→ Task objective:
When you reach the records below, output every one exactly as written but leave out any pictures.

→ The data:
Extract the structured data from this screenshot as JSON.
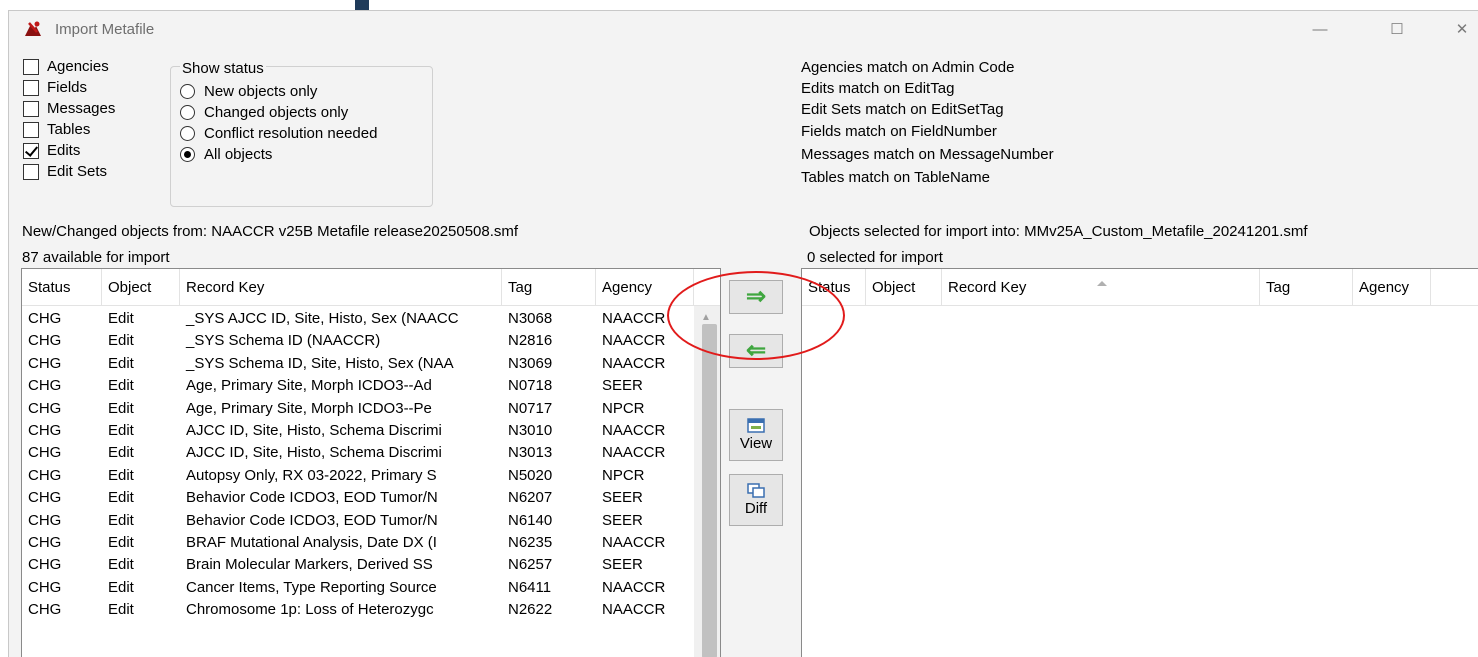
{
  "window": {
    "title": "Import Metafile",
    "minimize_glyph": "—",
    "maximize_glyph": "☐",
    "close_glyph": "✕"
  },
  "object_types": [
    {
      "label": "Agencies",
      "checked": false
    },
    {
      "label": "Fields",
      "checked": false
    },
    {
      "label": "Messages",
      "checked": false
    },
    {
      "label": "Tables",
      "checked": false
    },
    {
      "label": "Edits",
      "checked": true
    },
    {
      "label": "Edit Sets",
      "checked": false
    }
  ],
  "show_status": {
    "title": "Show status",
    "options": [
      {
        "label": "New objects only",
        "selected": false
      },
      {
        "label": "Changed objects only",
        "selected": false
      },
      {
        "label": "Conflict resolution needed",
        "selected": false
      },
      {
        "label": "All objects",
        "selected": true
      }
    ]
  },
  "match_rules": [
    "Agencies match on Admin Code",
    "Edits match on EditTag",
    "Edit Sets match on EditSetTag",
    "Fields match on FieldNumber",
    "Messages match on MessageNumber",
    "Tables match on TableName"
  ],
  "source": {
    "header": "New/Changed objects from: NAACCR v25B Metafile release20250508.smf",
    "count_text": "87 available for import"
  },
  "target": {
    "header": "Objects selected for import into: MMv25A_Custom_Metafile_20241201.smf",
    "count_text": "0 selected for import"
  },
  "columns": [
    "Status",
    "Object",
    "Record Key",
    "Tag",
    "Agency"
  ],
  "source_rows": [
    [
      "CHG",
      "Edit",
      "_SYS AJCC ID, Site, Histo, Sex (NAACC",
      "N3068",
      "NAACCR"
    ],
    [
      "CHG",
      "Edit",
      "_SYS Schema ID (NAACCR)",
      "N2816",
      "NAACCR"
    ],
    [
      "CHG",
      "Edit",
      "_SYS Schema ID, Site, Histo, Sex (NAA",
      "N3069",
      "NAACCR"
    ],
    [
      "CHG",
      "Edit",
      "Age, Primary Site, Morph ICDO3--Ad",
      "N0718",
      "SEER"
    ],
    [
      "CHG",
      "Edit",
      "Age, Primary Site, Morph ICDO3--Pe",
      "N0717",
      "NPCR"
    ],
    [
      "CHG",
      "Edit",
      "AJCC ID, Site, Histo, Schema Discrimi",
      "N3010",
      "NAACCR"
    ],
    [
      "CHG",
      "Edit",
      "AJCC ID, Site, Histo, Schema Discrimi",
      "N3013",
      "NAACCR"
    ],
    [
      "CHG",
      "Edit",
      "Autopsy Only, RX 03-2022, Primary S",
      "N5020",
      "NPCR"
    ],
    [
      "CHG",
      "Edit",
      "Behavior Code ICDO3, EOD Tumor/N",
      "N6207",
      "SEER"
    ],
    [
      "CHG",
      "Edit",
      "Behavior Code ICDO3, EOD Tumor/N",
      "N6140",
      "SEER"
    ],
    [
      "CHG",
      "Edit",
      "BRAF Mutational Analysis, Date DX (I",
      "N6235",
      "NAACCR"
    ],
    [
      "CHG",
      "Edit",
      "Brain Molecular Markers, Derived SS",
      "N6257",
      "SEER"
    ],
    [
      "CHG",
      "Edit",
      "Cancer Items, Type Reporting Source",
      "N6411",
      "NAACCR"
    ],
    [
      "CHG",
      "Edit",
      "Chromosome 1p: Loss of Heterozygc",
      "N2622",
      "NAACCR"
    ]
  ],
  "buttons": {
    "add_arrow": "⇒",
    "remove_arrow": "⇐",
    "view": "View",
    "diff": "Diff"
  },
  "colors": {
    "arrow_green": "#3fa63f",
    "highlight_ellipse": "#e11b1b",
    "window_bg": "#f3f3f3"
  }
}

→ Solution to this task:
Extract the structured data from this screenshot as JSON.
{
  "window": {
    "title": "Import Metafile",
    "minimize_glyph": "—",
    "maximize_glyph": "☐",
    "close_glyph": "✕"
  },
  "object_types": [
    {
      "label": "Agencies",
      "checked": false
    },
    {
      "label": "Fields",
      "checked": false
    },
    {
      "label": "Messages",
      "checked": false
    },
    {
      "label": "Tables",
      "checked": false
    },
    {
      "label": "Edits",
      "checked": true
    },
    {
      "label": "Edit Sets",
      "checked": false
    }
  ],
  "show_status": {
    "title": "Show status",
    "options": [
      {
        "label": "New objects only",
        "selected": false
      },
      {
        "label": "Changed objects only",
        "selected": false
      },
      {
        "label": "Conflict resolution needed",
        "selected": false
      },
      {
        "label": "All objects",
        "selected": true
      }
    ]
  },
  "match_rules": [
    "Agencies match on Admin Code",
    "Edits match on EditTag",
    "Edit Sets match on EditSetTag",
    "Fields match on FieldNumber",
    "Messages match on MessageNumber",
    "Tables match on TableName"
  ],
  "source": {
    "header": "New/Changed objects from: NAACCR v25B Metafile release20250508.smf",
    "count_text": "87 available for import"
  },
  "target": {
    "header": "Objects selected for import into: MMv25A_Custom_Metafile_20241201.smf",
    "count_text": "0 selected for import"
  },
  "columns": [
    "Status",
    "Object",
    "Record Key",
    "Tag",
    "Agency"
  ],
  "source_rows": [
    [
      "CHG",
      "Edit",
      "_SYS AJCC ID, Site, Histo, Sex (NAACC",
      "N3068",
      "NAACCR"
    ],
    [
      "CHG",
      "Edit",
      "_SYS Schema ID (NAACCR)",
      "N2816",
      "NAACCR"
    ],
    [
      "CHG",
      "Edit",
      "_SYS Schema ID, Site, Histo, Sex (NAA",
      "N3069",
      "NAACCR"
    ],
    [
      "CHG",
      "Edit",
      "Age, Primary Site, Morph ICDO3--Ad",
      "N0718",
      "SEER"
    ],
    [
      "CHG",
      "Edit",
      "Age, Primary Site, Morph ICDO3--Pe",
      "N0717",
      "NPCR"
    ],
    [
      "CHG",
      "Edit",
      "AJCC ID, Site, Histo, Schema Discrimi",
      "N3010",
      "NAACCR"
    ],
    [
      "CHG",
      "Edit",
      "AJCC ID, Site, Histo, Schema Discrimi",
      "N3013",
      "NAACCR"
    ],
    [
      "CHG",
      "Edit",
      "Autopsy Only, RX 03-2022, Primary S",
      "N5020",
      "NPCR"
    ],
    [
      "CHG",
      "Edit",
      "Behavior Code ICDO3, EOD Tumor/N",
      "N6207",
      "SEER"
    ],
    [
      "CHG",
      "Edit",
      "Behavior Code ICDO3, EOD Tumor/N",
      "N6140",
      "SEER"
    ],
    [
      "CHG",
      "Edit",
      "BRAF Mutational Analysis, Date DX (I",
      "N6235",
      "NAACCR"
    ],
    [
      "CHG",
      "Edit",
      "Brain Molecular Markers, Derived SS",
      "N6257",
      "SEER"
    ],
    [
      "CHG",
      "Edit",
      "Cancer Items, Type Reporting Source",
      "N6411",
      "NAACCR"
    ],
    [
      "CHG",
      "Edit",
      "Chromosome 1p: Loss of Heterozygc",
      "N2622",
      "NAACCR"
    ]
  ],
  "buttons": {
    "add_arrow": "⇒",
    "remove_arrow": "⇐",
    "view": "View",
    "diff": "Diff"
  },
  "colors": {
    "arrow_green": "#3fa63f",
    "highlight_ellipse": "#e11b1b",
    "window_bg": "#f3f3f3"
  }
}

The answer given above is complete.